» Problem to solve
Which lines in the material below contain the word "humidity"? Copy each of them.

↓↓↓

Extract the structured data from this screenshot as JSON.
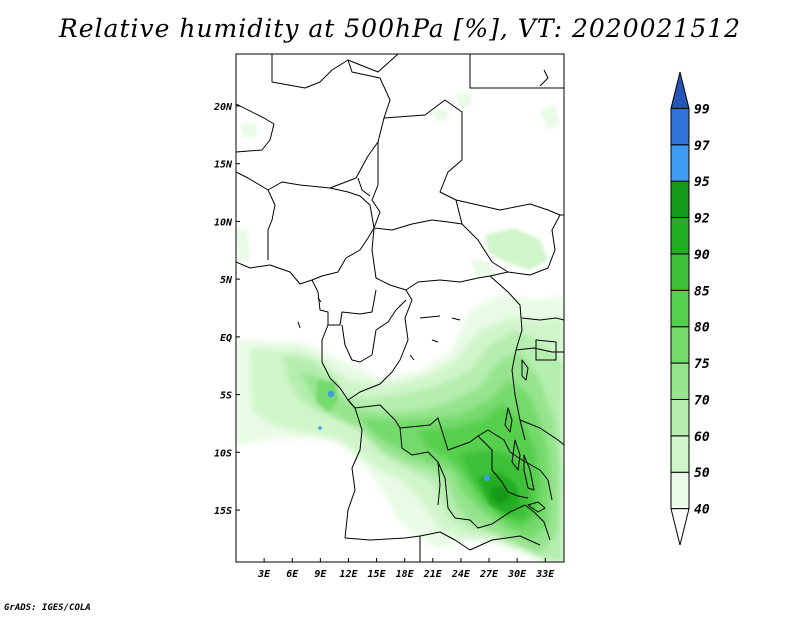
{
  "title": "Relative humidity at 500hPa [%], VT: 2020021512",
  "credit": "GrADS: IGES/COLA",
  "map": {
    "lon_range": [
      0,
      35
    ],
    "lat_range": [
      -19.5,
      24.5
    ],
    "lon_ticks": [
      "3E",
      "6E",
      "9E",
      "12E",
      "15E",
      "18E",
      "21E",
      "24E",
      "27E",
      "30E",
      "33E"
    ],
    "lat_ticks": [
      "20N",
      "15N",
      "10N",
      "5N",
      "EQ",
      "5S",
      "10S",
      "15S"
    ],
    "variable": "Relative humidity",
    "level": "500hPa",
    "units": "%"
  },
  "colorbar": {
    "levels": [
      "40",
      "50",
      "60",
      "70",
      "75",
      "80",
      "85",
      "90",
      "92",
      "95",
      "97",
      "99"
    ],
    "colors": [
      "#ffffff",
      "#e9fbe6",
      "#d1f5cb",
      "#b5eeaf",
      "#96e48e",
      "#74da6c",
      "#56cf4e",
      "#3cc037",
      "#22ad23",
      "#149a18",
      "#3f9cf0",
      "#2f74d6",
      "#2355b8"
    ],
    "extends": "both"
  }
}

↑↑↑
↓↓↓

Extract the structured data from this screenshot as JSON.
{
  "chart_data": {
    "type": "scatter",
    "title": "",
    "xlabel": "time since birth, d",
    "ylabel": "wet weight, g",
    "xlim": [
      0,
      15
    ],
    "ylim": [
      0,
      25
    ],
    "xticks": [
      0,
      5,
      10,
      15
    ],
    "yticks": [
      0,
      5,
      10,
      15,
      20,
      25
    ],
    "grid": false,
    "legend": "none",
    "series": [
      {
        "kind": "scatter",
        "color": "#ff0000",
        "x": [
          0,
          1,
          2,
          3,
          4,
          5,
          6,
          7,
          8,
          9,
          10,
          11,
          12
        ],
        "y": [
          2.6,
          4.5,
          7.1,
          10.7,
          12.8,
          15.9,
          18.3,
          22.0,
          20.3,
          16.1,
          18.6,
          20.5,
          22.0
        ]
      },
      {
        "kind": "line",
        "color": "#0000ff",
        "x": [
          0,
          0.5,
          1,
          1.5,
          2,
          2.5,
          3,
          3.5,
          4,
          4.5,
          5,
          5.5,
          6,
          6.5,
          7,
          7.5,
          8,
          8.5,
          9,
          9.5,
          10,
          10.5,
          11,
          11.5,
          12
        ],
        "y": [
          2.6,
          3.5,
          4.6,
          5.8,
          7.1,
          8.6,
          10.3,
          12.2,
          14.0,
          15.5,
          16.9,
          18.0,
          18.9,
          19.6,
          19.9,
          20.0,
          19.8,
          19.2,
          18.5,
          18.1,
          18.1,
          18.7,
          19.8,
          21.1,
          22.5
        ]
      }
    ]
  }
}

↑↑↑

» Result of the task
  "title": "Relative humidity at 500hPa [%], VT: 2020021512",
    "variable": "Relative humidity",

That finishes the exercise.